(Page extract)
::::

Hello everyone,
Overall running the Wikipedia-OpenStreetMap server on the toolserver
cluster (in particular on server Ptolemy) has worked reasonably well and
hasn't needed too much maintenance attention recently anymore. It also
seems to have handled serving map tiles to the OSM-gadget in various
Wikipedia's including the German, Spanish and Russian Wikipedia amongst
others pretty well and more recently also WIWOSM.
However, there remain a number of issues that have never been resolved
entirely satisfactorily on Ptolemy
1) There is still a memory leak in tirex-master as well as a creep in
CPU usage over time. This has to some degree been solved by simply
restarting Tirex every 12 hours in a cron job, very much limiting the
scope of the memory leak and to a lesser degree also the CPU usage
creep. This however means that the request queues are dropped every time.
2) The socket between tirex and mod_tile / render_list always gets
closed before the the successful acknowledgment can be sent from tirex.
This means the requester can't tell if the rendering was successful. In
mod_tile this results in returning http 404 errors for tiles that need
rendering, instead of returning the tiles that were rendered on the fly.
In render_list I got around the issue by simply always assuming the
render request was successful and reconnecting to the socket for each
request.
3) The socket between tirex and mod_tile / render_list refuses
connection for a (random) subset of connection requests. This results in
quite a number of rendering requests from mod_tile being dropped as it
can't connect to the tirex socket. In render_list, I could again work
around the problem by sleeping for n seconds and then retrying the
connection until it eventually succeeds.
4) The performance of postgresql is still below what can be expected
from the server of the specs of Ptolemy. While clustering the rendering
tables by the geometry column several months ago brought up the
performance to a level that it can now more or less keep up with the
limited re-rendering load put on the server from Wikipedia, low-zoom
rendering is still exceptionally slow. Also it can barely keep up with
replication from the OSM servers, and not infrequently drops behind
during busy times. Other servers with much slower I/O performance on the
other hand seem to have no problem keeping up with diff-imports.

::::

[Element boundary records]
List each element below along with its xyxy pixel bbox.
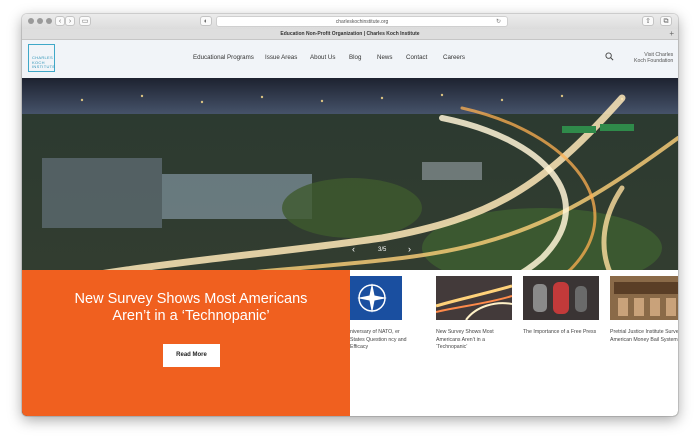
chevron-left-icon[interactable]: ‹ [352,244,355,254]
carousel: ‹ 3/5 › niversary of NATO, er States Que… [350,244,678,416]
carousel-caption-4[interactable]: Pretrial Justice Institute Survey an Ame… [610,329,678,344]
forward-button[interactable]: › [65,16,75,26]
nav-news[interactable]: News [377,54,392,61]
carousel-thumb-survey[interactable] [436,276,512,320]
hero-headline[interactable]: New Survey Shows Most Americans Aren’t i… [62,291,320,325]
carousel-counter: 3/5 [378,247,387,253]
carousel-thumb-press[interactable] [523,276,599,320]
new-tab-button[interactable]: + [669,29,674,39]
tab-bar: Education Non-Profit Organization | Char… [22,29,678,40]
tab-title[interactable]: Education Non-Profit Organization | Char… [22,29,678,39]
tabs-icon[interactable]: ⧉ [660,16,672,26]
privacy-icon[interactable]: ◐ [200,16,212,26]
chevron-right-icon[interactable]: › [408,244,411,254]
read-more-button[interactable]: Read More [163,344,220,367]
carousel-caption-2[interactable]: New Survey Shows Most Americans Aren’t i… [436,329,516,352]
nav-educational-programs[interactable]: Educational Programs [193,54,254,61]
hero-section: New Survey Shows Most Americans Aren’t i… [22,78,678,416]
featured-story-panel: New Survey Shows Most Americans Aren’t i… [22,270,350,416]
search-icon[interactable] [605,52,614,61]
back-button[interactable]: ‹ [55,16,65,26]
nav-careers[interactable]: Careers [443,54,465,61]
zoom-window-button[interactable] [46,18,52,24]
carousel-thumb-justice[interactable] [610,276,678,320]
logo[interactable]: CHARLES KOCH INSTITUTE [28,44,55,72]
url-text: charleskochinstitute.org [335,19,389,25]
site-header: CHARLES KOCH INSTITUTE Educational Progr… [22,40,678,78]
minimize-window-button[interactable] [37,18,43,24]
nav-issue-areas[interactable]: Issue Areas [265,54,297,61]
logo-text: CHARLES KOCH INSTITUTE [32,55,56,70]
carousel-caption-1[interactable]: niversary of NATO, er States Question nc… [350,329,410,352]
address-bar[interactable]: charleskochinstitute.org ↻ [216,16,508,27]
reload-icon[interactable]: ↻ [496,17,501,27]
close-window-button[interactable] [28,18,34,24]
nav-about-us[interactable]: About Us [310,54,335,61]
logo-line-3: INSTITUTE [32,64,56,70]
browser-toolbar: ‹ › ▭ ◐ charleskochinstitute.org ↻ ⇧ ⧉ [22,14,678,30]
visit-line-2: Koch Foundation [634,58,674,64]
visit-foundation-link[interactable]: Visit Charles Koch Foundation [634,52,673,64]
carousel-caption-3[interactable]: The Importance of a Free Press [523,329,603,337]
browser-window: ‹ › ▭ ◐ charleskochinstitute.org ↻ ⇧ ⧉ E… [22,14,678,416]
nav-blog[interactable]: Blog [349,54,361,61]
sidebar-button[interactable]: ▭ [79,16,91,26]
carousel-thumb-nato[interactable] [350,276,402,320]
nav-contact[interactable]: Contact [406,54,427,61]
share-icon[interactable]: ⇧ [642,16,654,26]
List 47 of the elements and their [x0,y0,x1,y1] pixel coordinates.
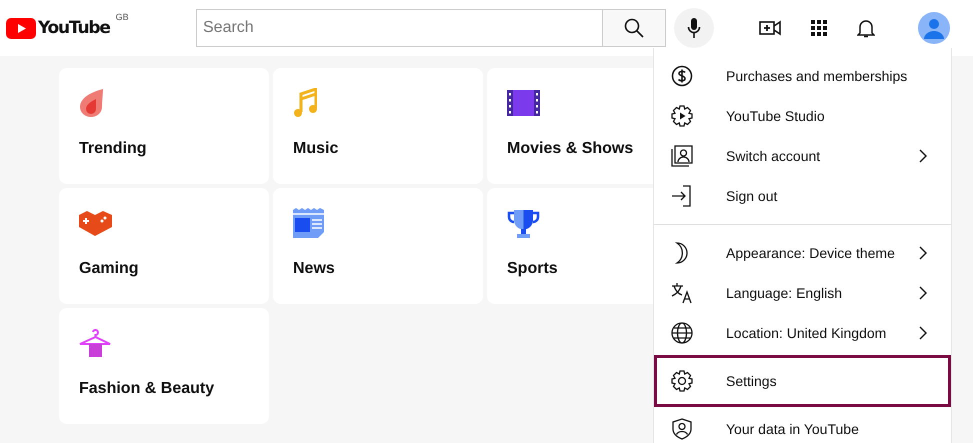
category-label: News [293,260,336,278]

::::

(Directives)
1 - According to the post about the Ptolemy server, how often does the cron job restart Tirex?
2 - Reproduce everything from "This means the" down to "on the fly." in the post about the Ptolemy server, switching "404" for "500".

(Answers to the exercise)
1 - Every 12 hours.

2 -
This means the requester can't tell if the rendering was successful. In
mod_tile this results in returning http 500 errors for tiles that need
rendering, instead of returning the tiles that were rendered on the fly.